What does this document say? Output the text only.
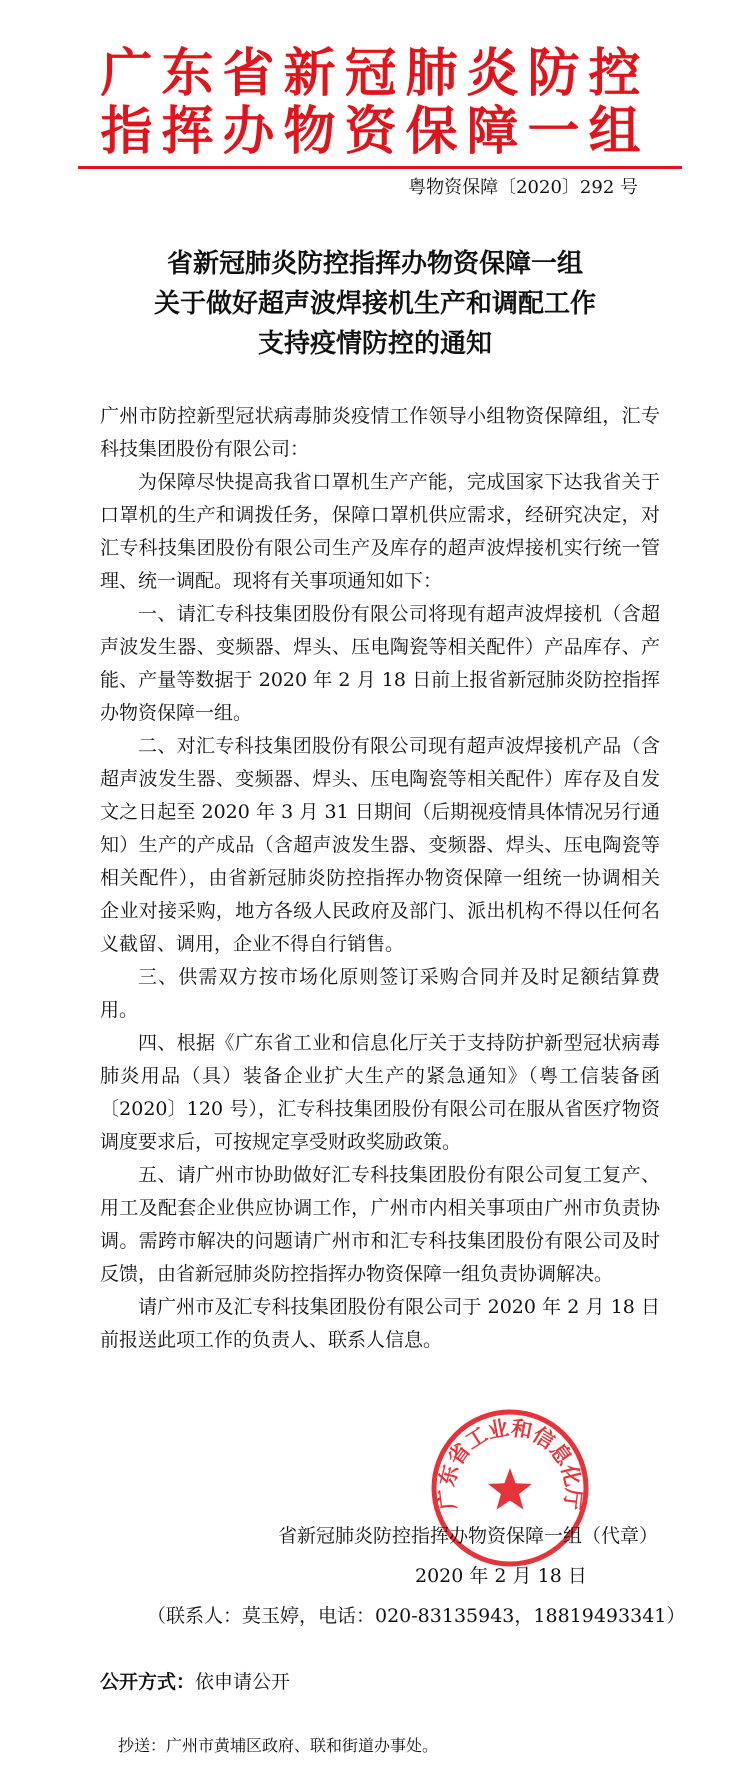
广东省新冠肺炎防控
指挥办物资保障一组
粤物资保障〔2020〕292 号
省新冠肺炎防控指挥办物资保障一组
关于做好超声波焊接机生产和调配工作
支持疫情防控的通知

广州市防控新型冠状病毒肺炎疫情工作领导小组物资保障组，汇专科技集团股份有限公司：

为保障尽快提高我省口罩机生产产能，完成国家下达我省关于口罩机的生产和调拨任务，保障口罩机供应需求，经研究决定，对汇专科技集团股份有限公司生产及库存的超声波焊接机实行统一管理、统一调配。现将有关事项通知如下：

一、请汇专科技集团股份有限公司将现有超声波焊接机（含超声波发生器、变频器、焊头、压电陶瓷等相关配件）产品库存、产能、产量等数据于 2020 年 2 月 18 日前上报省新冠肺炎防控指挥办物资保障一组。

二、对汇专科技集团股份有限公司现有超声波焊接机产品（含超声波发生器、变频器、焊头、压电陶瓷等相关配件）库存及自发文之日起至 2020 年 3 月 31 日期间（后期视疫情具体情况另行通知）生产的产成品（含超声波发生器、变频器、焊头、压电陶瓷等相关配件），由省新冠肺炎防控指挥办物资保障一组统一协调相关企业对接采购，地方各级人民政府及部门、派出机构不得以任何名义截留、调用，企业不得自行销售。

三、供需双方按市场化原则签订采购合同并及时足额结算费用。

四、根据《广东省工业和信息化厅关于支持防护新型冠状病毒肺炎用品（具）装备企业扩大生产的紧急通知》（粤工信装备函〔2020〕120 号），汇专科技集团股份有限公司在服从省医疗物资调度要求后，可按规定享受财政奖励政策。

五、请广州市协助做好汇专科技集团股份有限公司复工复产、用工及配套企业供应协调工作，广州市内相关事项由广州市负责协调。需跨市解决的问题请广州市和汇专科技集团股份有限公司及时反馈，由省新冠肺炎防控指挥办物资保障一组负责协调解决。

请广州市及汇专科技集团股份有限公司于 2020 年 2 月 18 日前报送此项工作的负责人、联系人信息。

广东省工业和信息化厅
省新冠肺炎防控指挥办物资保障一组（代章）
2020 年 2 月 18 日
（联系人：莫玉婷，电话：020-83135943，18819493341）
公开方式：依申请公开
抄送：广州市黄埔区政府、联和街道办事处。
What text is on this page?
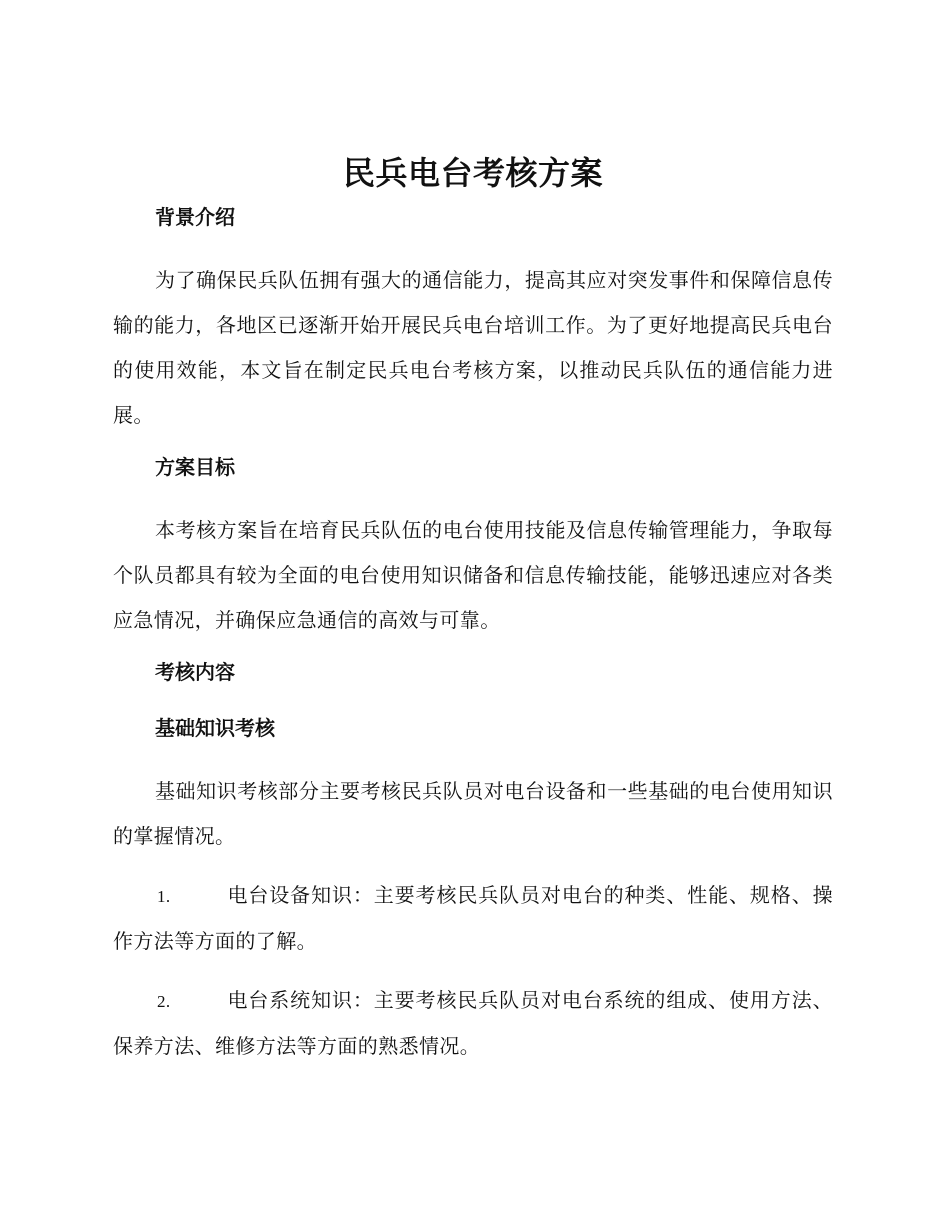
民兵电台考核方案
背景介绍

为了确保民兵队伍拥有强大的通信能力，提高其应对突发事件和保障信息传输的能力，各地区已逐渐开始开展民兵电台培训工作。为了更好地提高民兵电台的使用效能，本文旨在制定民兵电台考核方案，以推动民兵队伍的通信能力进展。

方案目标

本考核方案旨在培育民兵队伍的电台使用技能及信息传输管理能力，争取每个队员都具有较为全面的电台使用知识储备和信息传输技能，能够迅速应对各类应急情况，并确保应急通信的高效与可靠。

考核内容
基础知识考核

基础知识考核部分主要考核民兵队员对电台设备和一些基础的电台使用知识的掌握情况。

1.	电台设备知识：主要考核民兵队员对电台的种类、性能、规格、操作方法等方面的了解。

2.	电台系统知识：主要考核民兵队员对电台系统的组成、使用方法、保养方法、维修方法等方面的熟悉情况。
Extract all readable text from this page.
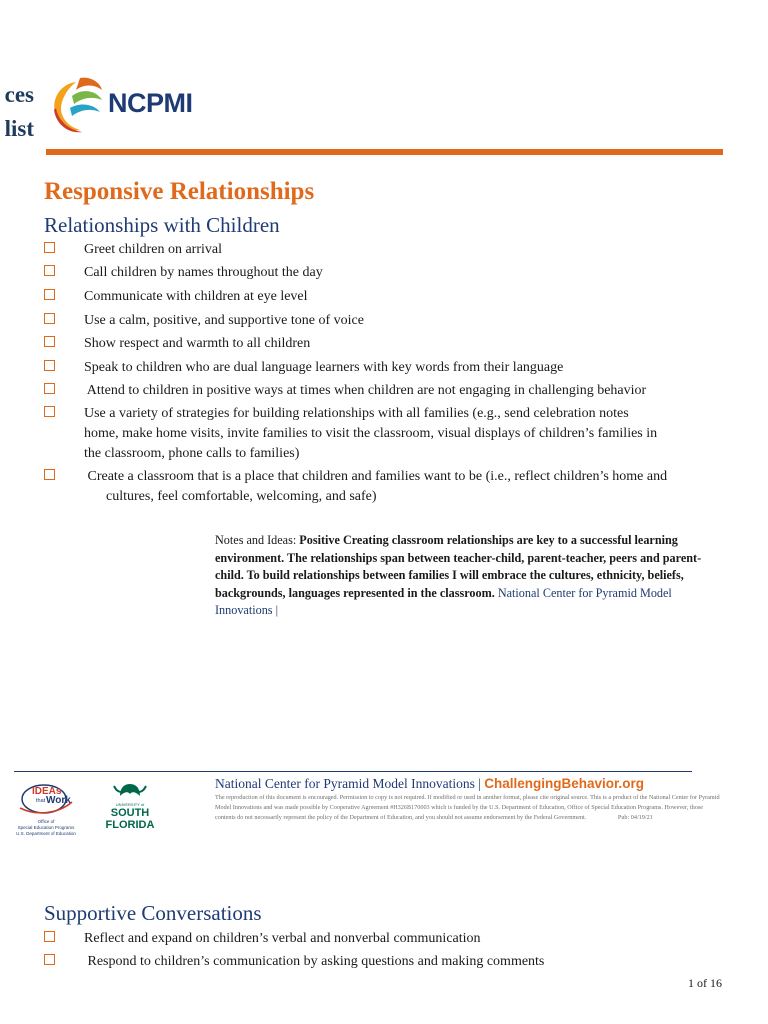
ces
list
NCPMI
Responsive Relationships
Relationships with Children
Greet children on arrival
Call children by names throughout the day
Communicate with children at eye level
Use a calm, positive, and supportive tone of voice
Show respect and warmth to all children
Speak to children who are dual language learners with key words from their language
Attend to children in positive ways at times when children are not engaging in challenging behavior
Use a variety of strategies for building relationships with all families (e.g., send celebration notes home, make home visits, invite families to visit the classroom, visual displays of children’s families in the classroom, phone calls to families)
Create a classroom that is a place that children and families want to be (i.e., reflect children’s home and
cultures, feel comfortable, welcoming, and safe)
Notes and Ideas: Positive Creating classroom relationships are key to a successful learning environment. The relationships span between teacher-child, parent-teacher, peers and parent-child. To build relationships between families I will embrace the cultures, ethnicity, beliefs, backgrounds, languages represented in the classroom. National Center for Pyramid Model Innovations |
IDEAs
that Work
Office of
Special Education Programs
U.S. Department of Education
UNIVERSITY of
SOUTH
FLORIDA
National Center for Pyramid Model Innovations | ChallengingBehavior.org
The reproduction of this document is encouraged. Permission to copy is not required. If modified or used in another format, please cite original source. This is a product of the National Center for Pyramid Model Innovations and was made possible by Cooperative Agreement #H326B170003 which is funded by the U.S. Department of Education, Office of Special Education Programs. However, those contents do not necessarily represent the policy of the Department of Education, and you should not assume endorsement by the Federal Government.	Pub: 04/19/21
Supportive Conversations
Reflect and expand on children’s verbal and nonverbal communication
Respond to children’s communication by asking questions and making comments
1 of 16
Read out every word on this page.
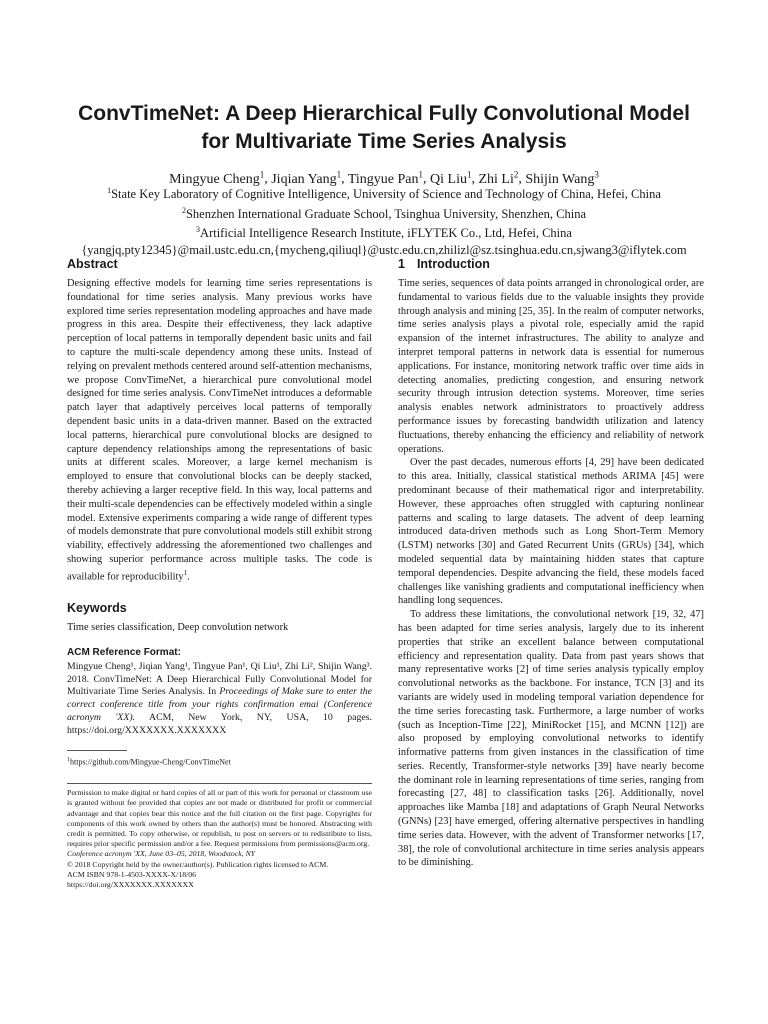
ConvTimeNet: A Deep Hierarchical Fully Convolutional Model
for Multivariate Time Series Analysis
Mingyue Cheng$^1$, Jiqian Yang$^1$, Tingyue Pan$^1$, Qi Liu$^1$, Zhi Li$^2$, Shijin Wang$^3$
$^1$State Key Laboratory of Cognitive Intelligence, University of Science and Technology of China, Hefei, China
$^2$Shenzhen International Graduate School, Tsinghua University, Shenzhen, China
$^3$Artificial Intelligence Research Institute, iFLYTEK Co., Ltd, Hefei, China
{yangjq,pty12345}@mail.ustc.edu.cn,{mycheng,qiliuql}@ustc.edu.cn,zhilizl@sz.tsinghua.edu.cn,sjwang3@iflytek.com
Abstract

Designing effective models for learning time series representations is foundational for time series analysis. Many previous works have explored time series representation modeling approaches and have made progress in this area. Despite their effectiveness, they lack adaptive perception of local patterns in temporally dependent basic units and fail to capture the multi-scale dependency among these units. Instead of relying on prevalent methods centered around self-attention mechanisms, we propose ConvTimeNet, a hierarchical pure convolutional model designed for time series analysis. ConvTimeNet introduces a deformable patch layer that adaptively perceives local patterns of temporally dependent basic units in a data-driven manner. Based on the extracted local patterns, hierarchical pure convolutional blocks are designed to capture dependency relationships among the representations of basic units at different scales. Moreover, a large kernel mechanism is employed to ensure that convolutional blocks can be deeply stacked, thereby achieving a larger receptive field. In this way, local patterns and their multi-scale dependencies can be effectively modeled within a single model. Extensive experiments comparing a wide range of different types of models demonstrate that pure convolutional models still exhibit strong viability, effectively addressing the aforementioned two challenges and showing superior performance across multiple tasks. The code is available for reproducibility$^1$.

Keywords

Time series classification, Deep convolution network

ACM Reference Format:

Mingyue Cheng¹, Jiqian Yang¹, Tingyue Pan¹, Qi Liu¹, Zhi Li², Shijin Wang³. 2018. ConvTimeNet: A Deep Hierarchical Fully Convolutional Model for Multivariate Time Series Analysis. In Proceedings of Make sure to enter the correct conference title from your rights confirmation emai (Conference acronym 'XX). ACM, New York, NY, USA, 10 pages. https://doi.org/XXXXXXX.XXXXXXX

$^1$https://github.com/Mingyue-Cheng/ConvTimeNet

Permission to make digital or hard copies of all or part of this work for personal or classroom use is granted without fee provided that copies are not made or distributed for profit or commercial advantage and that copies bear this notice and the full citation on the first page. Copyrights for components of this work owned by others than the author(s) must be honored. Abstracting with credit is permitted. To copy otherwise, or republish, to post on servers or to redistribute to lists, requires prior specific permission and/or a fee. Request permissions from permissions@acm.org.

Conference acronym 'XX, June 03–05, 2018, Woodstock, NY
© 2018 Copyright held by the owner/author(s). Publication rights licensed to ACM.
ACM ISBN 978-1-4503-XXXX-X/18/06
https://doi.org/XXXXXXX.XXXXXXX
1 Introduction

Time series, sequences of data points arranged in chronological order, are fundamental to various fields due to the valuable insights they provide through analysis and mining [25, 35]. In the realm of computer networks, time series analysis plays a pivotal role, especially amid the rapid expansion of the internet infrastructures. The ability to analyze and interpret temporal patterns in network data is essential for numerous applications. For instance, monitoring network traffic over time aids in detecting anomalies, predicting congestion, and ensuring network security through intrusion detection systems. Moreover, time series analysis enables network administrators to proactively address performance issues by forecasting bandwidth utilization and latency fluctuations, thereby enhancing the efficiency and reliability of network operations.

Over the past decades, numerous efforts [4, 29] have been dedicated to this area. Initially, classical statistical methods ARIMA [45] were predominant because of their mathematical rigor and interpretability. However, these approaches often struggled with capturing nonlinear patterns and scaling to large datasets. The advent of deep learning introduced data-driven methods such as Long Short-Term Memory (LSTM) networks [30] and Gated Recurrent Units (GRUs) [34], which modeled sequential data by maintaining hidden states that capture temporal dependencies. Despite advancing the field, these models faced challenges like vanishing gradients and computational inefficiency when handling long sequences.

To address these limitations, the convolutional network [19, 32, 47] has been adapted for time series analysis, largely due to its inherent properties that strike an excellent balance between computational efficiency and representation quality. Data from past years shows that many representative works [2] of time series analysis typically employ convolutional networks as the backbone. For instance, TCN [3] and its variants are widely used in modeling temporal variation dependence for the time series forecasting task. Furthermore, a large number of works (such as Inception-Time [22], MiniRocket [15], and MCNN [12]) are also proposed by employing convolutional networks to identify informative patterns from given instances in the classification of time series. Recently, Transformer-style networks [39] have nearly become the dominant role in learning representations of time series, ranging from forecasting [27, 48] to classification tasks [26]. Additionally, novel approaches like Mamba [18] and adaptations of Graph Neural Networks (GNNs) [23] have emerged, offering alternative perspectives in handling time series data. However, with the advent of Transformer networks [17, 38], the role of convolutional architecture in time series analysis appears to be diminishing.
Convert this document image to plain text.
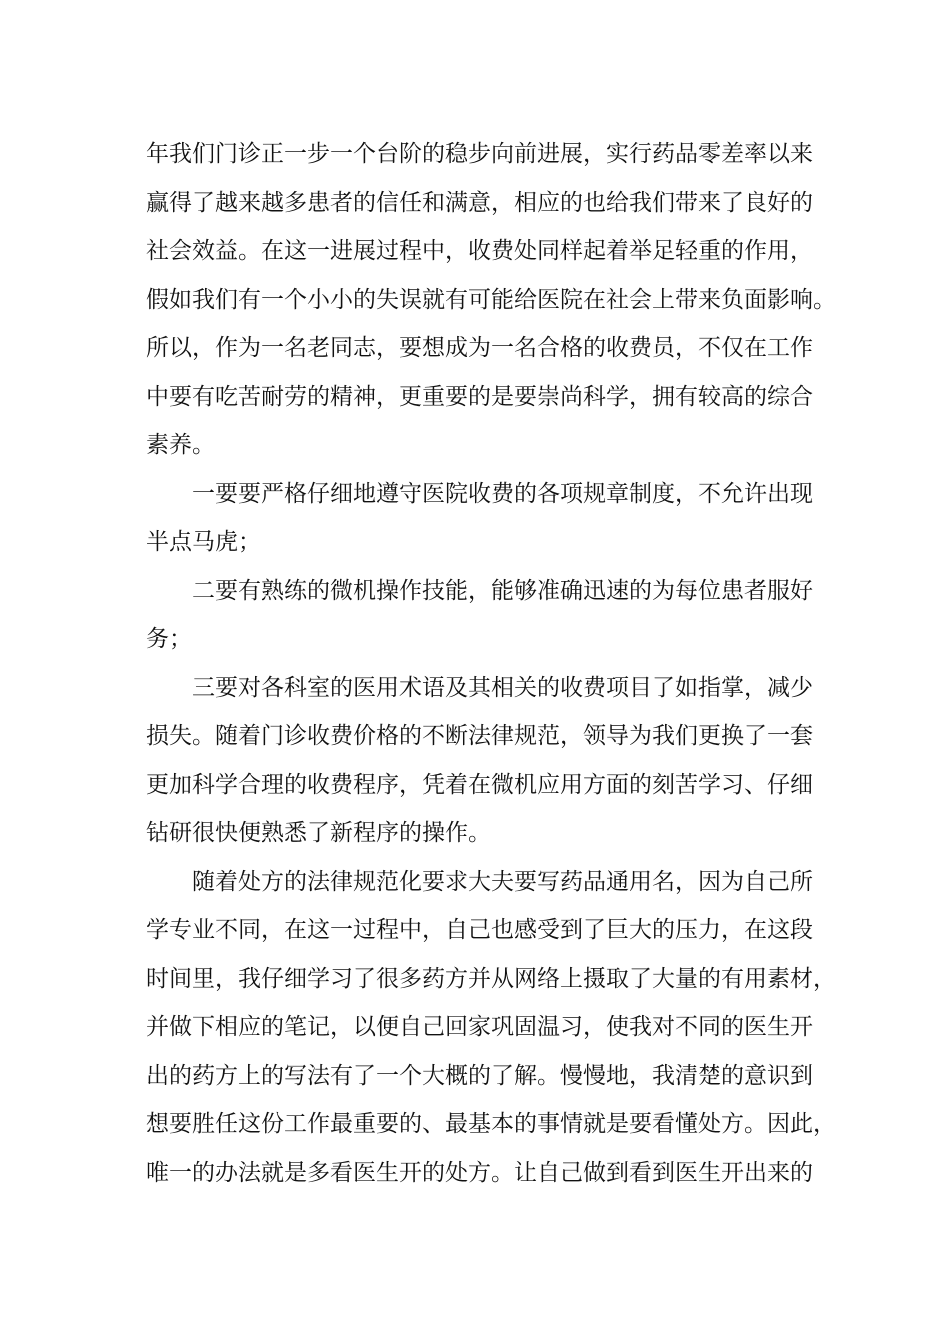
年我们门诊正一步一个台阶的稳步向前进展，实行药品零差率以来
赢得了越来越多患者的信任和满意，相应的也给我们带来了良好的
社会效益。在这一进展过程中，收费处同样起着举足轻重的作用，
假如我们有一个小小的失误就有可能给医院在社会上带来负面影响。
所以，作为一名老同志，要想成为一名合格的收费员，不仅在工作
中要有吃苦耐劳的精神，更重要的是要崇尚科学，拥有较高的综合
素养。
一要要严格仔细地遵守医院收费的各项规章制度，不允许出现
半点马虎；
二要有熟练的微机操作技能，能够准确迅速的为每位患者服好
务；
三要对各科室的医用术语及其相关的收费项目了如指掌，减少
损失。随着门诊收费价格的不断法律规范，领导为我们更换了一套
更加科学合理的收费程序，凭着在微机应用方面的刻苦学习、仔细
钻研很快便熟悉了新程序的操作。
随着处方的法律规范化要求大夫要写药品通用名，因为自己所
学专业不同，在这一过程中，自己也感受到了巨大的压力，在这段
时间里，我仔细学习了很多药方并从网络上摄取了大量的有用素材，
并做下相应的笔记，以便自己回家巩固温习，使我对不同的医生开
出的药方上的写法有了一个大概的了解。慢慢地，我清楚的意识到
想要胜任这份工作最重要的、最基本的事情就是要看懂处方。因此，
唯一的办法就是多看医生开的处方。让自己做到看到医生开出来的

Goal –
Take every line from the data above that holds "when" and copy it out.

Output of the task –
Attend to children in positive ways at times when children are not engaging in challenging behavior
Over the past decades, numerous efforts [4, 29] have been dedicated to this area. Initially, classical statistical methods ARIMA [45] were predominant because of their mathematical rigor and interpretability. However, these approaches often struggled with capturing nonlinear patterns and scaling to large datasets. The advent of deep learning introduced data-driven methods such as Long Short-Term Memory (LSTM) networks [30] and Gated Recurrent Units (GRUs) [34], which modeled sequential data by maintaining hidden states that capture temporal dependencies. Despite advancing the field, these models faced challenges like vanishing gradients and computational inefficiency when handling long sequences.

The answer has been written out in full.